[START Material supplied]
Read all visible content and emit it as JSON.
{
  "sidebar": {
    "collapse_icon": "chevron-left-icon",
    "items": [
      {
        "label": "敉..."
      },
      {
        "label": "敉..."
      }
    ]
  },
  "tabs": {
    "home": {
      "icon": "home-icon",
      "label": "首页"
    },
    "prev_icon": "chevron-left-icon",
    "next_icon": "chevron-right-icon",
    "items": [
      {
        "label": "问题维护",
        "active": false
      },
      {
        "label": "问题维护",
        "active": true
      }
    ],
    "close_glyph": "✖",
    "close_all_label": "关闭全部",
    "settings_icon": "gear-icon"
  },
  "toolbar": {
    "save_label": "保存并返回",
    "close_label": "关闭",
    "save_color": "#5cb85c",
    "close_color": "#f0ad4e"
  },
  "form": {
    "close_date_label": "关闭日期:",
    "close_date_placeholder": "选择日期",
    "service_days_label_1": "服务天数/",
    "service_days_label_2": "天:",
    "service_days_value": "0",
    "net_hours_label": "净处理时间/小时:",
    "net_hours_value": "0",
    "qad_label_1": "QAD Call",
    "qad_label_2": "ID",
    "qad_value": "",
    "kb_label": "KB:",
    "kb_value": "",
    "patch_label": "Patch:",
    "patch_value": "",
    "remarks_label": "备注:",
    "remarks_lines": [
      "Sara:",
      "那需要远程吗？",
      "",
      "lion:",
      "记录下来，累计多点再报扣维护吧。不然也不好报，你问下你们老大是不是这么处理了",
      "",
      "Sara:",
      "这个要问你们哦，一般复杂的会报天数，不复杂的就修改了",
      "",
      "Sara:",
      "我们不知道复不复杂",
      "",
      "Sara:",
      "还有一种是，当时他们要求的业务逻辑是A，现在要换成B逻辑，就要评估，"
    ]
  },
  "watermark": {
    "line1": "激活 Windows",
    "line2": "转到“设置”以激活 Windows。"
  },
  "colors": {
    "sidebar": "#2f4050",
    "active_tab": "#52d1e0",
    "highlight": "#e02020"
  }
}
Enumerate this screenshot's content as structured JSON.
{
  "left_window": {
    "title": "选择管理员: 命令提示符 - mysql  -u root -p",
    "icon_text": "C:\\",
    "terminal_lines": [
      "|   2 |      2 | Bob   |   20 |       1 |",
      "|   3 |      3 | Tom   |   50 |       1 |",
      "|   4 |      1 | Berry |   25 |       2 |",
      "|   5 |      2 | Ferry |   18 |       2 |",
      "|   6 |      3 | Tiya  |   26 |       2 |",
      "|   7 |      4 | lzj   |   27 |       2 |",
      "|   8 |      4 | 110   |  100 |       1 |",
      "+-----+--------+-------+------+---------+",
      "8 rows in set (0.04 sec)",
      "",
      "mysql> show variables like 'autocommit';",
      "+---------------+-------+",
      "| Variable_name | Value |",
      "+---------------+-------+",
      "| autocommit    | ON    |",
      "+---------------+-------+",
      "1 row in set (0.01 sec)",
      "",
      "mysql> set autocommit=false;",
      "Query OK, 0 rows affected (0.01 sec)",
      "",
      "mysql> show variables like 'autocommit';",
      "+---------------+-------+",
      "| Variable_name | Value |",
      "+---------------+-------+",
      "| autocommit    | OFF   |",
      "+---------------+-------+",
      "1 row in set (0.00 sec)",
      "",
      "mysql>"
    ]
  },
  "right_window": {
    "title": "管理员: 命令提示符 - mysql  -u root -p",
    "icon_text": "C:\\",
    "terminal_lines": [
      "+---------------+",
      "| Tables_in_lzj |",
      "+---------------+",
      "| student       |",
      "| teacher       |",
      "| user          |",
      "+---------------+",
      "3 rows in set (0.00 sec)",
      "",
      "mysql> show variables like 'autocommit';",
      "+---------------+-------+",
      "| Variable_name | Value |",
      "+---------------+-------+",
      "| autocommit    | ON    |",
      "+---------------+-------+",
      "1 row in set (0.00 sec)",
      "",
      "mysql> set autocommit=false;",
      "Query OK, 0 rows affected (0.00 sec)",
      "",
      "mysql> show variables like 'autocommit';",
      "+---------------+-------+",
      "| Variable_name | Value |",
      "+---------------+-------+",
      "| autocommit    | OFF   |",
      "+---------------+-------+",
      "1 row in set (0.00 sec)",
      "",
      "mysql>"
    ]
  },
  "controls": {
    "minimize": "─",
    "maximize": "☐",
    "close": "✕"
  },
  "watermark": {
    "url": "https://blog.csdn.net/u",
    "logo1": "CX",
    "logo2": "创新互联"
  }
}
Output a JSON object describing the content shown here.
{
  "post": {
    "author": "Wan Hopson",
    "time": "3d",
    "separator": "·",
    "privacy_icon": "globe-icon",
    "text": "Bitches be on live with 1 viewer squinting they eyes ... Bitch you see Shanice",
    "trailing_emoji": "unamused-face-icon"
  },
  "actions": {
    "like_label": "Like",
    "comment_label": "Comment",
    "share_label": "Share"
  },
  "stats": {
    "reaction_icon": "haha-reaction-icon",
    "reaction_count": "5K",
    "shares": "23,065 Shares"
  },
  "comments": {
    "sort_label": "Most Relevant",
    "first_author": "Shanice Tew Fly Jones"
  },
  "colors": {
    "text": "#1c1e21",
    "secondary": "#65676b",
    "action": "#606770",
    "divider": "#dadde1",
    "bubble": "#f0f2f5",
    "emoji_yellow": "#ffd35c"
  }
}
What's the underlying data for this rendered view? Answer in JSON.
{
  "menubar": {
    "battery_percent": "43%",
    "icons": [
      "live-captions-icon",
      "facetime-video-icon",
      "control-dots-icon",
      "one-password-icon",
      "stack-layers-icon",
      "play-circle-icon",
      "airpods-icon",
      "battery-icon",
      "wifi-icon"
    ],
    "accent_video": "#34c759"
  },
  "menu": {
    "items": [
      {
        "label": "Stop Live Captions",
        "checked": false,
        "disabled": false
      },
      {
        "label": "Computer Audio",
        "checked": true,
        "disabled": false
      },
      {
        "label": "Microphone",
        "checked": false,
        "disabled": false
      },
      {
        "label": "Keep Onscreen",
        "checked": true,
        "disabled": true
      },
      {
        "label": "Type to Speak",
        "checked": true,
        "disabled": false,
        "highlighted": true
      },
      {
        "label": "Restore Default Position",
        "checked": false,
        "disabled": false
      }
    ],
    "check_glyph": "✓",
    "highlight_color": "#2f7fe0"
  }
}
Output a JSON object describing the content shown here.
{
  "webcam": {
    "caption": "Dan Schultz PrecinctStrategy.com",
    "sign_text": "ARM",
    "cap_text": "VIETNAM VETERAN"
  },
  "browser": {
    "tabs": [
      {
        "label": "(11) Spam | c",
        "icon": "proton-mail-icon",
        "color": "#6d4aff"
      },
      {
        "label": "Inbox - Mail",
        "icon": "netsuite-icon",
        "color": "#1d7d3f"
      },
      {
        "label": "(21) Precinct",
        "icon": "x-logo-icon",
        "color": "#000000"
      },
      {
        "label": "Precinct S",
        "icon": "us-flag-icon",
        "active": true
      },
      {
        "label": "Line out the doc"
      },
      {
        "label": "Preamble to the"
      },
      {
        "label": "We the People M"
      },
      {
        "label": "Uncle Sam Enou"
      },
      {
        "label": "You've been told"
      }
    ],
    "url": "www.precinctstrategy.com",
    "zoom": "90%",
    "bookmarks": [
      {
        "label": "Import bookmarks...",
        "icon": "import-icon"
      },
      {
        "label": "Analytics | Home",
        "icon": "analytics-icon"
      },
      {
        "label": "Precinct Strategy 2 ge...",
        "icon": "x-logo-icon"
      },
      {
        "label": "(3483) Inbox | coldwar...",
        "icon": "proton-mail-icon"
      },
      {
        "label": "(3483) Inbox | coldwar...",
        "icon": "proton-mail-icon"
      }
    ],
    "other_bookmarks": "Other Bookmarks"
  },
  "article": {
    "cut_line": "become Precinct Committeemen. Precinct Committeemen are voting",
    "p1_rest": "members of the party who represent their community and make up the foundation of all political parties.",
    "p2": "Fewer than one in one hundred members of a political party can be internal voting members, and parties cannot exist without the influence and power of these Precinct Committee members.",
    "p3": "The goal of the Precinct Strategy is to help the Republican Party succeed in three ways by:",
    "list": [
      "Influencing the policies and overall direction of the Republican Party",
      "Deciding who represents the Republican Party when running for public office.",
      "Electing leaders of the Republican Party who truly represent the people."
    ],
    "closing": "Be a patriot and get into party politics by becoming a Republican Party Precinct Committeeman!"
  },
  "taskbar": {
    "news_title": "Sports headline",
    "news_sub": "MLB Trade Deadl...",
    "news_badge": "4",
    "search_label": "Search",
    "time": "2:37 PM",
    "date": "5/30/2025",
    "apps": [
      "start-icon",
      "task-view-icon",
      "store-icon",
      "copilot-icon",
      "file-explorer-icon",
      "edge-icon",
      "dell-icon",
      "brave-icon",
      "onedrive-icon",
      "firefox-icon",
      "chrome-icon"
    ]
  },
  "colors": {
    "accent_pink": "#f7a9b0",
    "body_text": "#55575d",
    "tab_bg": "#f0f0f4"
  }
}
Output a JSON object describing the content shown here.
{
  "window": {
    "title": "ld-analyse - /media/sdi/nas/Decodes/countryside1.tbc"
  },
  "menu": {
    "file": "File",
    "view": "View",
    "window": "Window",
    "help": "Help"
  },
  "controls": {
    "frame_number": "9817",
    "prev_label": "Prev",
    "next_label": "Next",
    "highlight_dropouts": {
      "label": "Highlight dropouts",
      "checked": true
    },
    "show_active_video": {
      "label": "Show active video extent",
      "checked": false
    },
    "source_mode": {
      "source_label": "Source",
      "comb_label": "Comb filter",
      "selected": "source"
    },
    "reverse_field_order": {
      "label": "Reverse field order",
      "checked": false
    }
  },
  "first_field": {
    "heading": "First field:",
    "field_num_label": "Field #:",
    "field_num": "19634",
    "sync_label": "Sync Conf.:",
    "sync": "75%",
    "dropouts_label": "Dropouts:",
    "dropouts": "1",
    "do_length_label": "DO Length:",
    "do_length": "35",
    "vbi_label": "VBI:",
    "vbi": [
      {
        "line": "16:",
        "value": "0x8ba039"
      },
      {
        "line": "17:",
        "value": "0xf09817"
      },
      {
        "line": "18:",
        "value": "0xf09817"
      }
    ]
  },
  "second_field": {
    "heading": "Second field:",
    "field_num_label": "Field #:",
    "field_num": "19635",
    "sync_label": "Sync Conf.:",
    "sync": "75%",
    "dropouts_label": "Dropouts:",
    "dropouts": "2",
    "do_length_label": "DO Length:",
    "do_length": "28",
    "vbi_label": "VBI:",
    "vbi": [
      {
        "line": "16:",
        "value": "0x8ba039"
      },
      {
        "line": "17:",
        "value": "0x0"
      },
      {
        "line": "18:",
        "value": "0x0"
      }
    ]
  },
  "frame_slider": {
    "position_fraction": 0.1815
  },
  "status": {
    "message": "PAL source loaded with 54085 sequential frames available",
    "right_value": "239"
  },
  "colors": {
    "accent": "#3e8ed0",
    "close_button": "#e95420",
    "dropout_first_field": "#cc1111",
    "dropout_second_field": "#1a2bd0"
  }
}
[END Material supplied]
Stated task - Wherever a line in the data above holds "political", copy that line.

Task response -
    "p1_rest": "members of the party who represent their community and make up the foundation of all political parties.",
    "p2": "Fewer than one in one hundred members of a political party can be internal voting members, and parties cannot exist without the influence and power of these Precinct Committee members.",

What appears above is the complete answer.